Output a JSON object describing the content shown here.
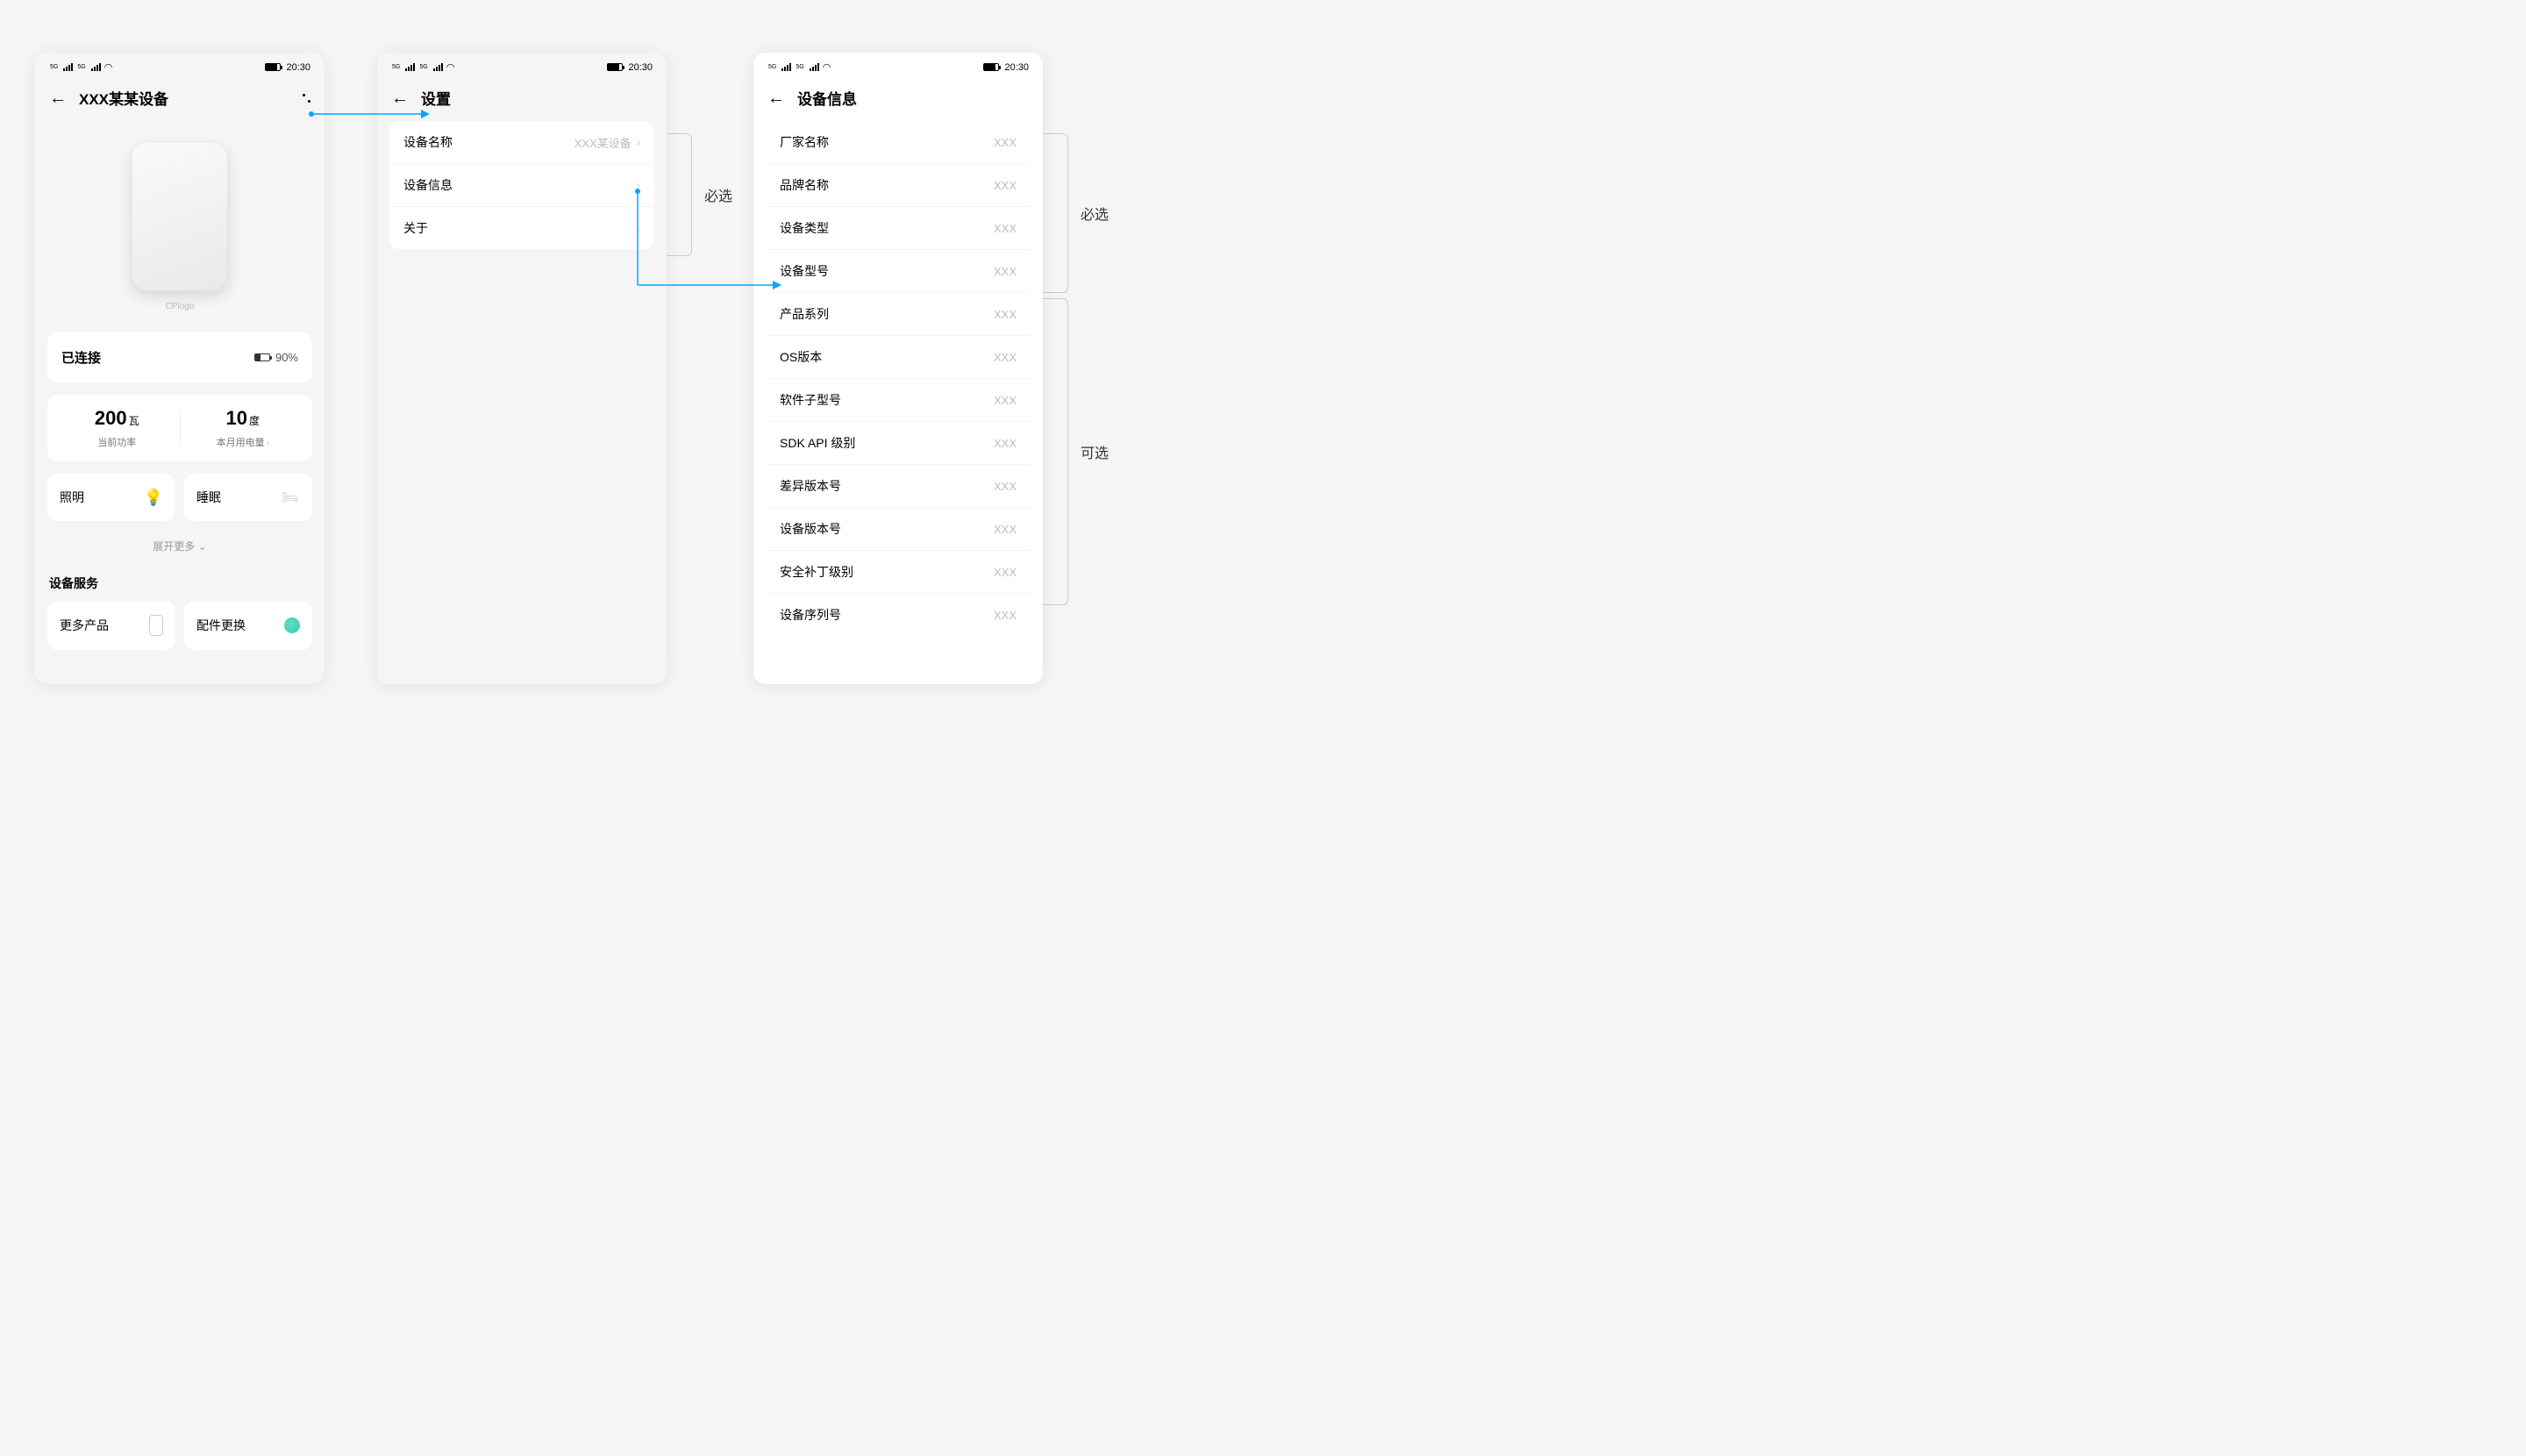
{
  "status": {
    "signal_label": "5G",
    "time": "20:30"
  },
  "screen1": {
    "title": "XXX某某设备",
    "cplogo": "CPlogo",
    "connected": "已连接",
    "battery_pct": "90%",
    "power_num": "200",
    "power_unit": "瓦",
    "power_sub": "当前功率",
    "usage_num": "10",
    "usage_unit": "度",
    "usage_sub": "本月用电量",
    "tile_light": "照明",
    "tile_sleep": "睡眠",
    "expand": "展开更多",
    "service_title": "设备服务",
    "tile_more_products": "更多产品",
    "tile_accessory": "配件更换"
  },
  "screen2": {
    "title": "设置",
    "rows": [
      {
        "label": "设备名称",
        "value": "XXX某设备"
      },
      {
        "label": "设备信息",
        "value": ""
      },
      {
        "label": "关于",
        "value": ""
      }
    ],
    "bracket_required": "必选"
  },
  "screen3": {
    "title": "设备信息",
    "rows": [
      {
        "label": "厂家名称",
        "value": "XXX"
      },
      {
        "label": "品牌名称",
        "value": "XXX"
      },
      {
        "label": "设备类型",
        "value": "XXX"
      },
      {
        "label": "设备型号",
        "value": "XXX"
      },
      {
        "label": "产品系列",
        "value": "XXX"
      },
      {
        "label": "OS版本",
        "value": "XXX"
      },
      {
        "label": "软件子型号",
        "value": "XXX"
      },
      {
        "label": "SDK API 级别",
        "value": "XXX"
      },
      {
        "label": "差异版本号",
        "value": "XXX"
      },
      {
        "label": "设备版本号",
        "value": "XXX"
      },
      {
        "label": "安全补丁级别",
        "value": "XXX"
      },
      {
        "label": "设备序列号",
        "value": "XXX"
      }
    ],
    "bracket_required": "必选",
    "bracket_optional": "可选"
  }
}
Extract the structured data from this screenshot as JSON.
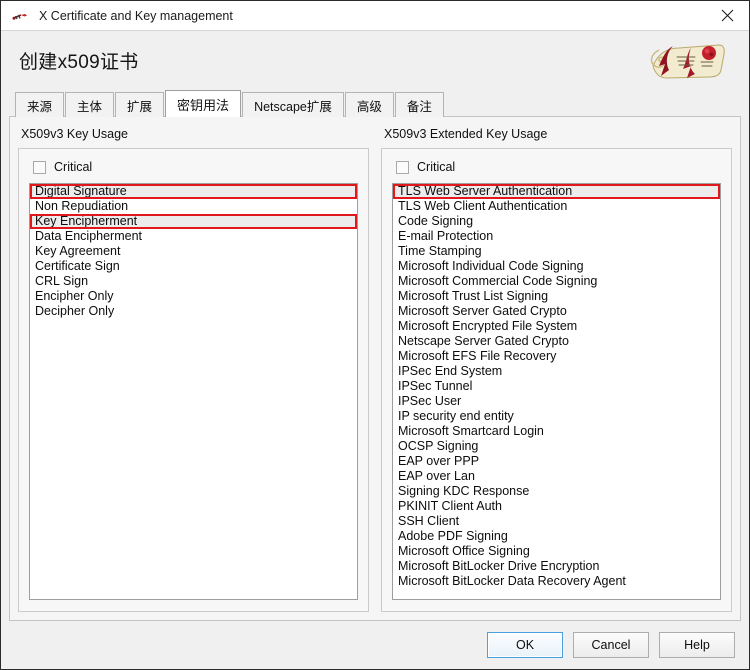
{
  "window": {
    "title": "X Certificate and Key management",
    "app_icon": "key-icon",
    "close_icon": "close-icon"
  },
  "header": {
    "page_title": "创建x509证书",
    "logo_icon": "certificate-scroll-logo"
  },
  "tabs": [
    {
      "label": "来源",
      "active": false
    },
    {
      "label": "主体",
      "active": false
    },
    {
      "label": "扩展",
      "active": false
    },
    {
      "label": "密钥用法",
      "active": true
    },
    {
      "label": "Netscape扩展",
      "active": false
    },
    {
      "label": "高级",
      "active": false
    },
    {
      "label": "备注",
      "active": false
    }
  ],
  "key_usage": {
    "group_label": "X509v3 Key Usage",
    "critical_label": "Critical",
    "critical_checked": false,
    "items": [
      {
        "label": "Digital Signature",
        "selected": true,
        "annotated": true
      },
      {
        "label": "Non Repudiation",
        "selected": false,
        "annotated": false
      },
      {
        "label": "Key Encipherment",
        "selected": true,
        "annotated": true
      },
      {
        "label": "Data Encipherment",
        "selected": false,
        "annotated": false
      },
      {
        "label": "Key Agreement",
        "selected": false,
        "annotated": false
      },
      {
        "label": "Certificate Sign",
        "selected": false,
        "annotated": false
      },
      {
        "label": "CRL Sign",
        "selected": false,
        "annotated": false
      },
      {
        "label": "Encipher Only",
        "selected": false,
        "annotated": false
      },
      {
        "label": "Decipher Only",
        "selected": false,
        "annotated": false
      }
    ]
  },
  "extended_key_usage": {
    "group_label": "X509v3 Extended Key Usage",
    "critical_label": "Critical",
    "critical_checked": false,
    "items": [
      {
        "label": "TLS Web Server Authentication",
        "selected": true,
        "annotated": true
      },
      {
        "label": "TLS Web Client Authentication",
        "selected": false,
        "annotated": false
      },
      {
        "label": "Code Signing",
        "selected": false,
        "annotated": false
      },
      {
        "label": "E-mail Protection",
        "selected": false,
        "annotated": false
      },
      {
        "label": "Time Stamping",
        "selected": false,
        "annotated": false
      },
      {
        "label": "Microsoft Individual Code Signing",
        "selected": false,
        "annotated": false
      },
      {
        "label": "Microsoft Commercial Code Signing",
        "selected": false,
        "annotated": false
      },
      {
        "label": "Microsoft Trust List Signing",
        "selected": false,
        "annotated": false
      },
      {
        "label": "Microsoft Server Gated Crypto",
        "selected": false,
        "annotated": false
      },
      {
        "label": "Microsoft Encrypted File System",
        "selected": false,
        "annotated": false
      },
      {
        "label": "Netscape Server Gated Crypto",
        "selected": false,
        "annotated": false
      },
      {
        "label": "Microsoft EFS File Recovery",
        "selected": false,
        "annotated": false
      },
      {
        "label": "IPSec End System",
        "selected": false,
        "annotated": false
      },
      {
        "label": "IPSec Tunnel",
        "selected": false,
        "annotated": false
      },
      {
        "label": "IPSec User",
        "selected": false,
        "annotated": false
      },
      {
        "label": "IP security end entity",
        "selected": false,
        "annotated": false
      },
      {
        "label": "Microsoft Smartcard Login",
        "selected": false,
        "annotated": false
      },
      {
        "label": "OCSP Signing",
        "selected": false,
        "annotated": false
      },
      {
        "label": "EAP over PPP",
        "selected": false,
        "annotated": false
      },
      {
        "label": "EAP over Lan",
        "selected": false,
        "annotated": false
      },
      {
        "label": "Signing KDC Response",
        "selected": false,
        "annotated": false
      },
      {
        "label": "PKINIT Client Auth",
        "selected": false,
        "annotated": false
      },
      {
        "label": "SSH Client",
        "selected": false,
        "annotated": false
      },
      {
        "label": "Adobe PDF Signing",
        "selected": false,
        "annotated": false
      },
      {
        "label": "Microsoft Office Signing",
        "selected": false,
        "annotated": false
      },
      {
        "label": "Microsoft BitLocker Drive Encryption",
        "selected": false,
        "annotated": false
      },
      {
        "label": "Microsoft BitLocker Data Recovery Agent",
        "selected": false,
        "annotated": false
      }
    ]
  },
  "buttons": {
    "ok": "OK",
    "cancel": "Cancel",
    "help": "Help"
  },
  "colors": {
    "annotation_red": "#e0171b",
    "selection_gray": "#ececec",
    "default_button_focus": "#4a9fe0"
  }
}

_ _ _ _ _

TO BE DONE
Look for the word "Server" and return every line where it occurs.

EXERCISE RESPONSE
        "label": "TLS Web Server Authentication",
        "label": "Microsoft Server Gated Crypto",
        "label": "Netscape Server Gated Crypto",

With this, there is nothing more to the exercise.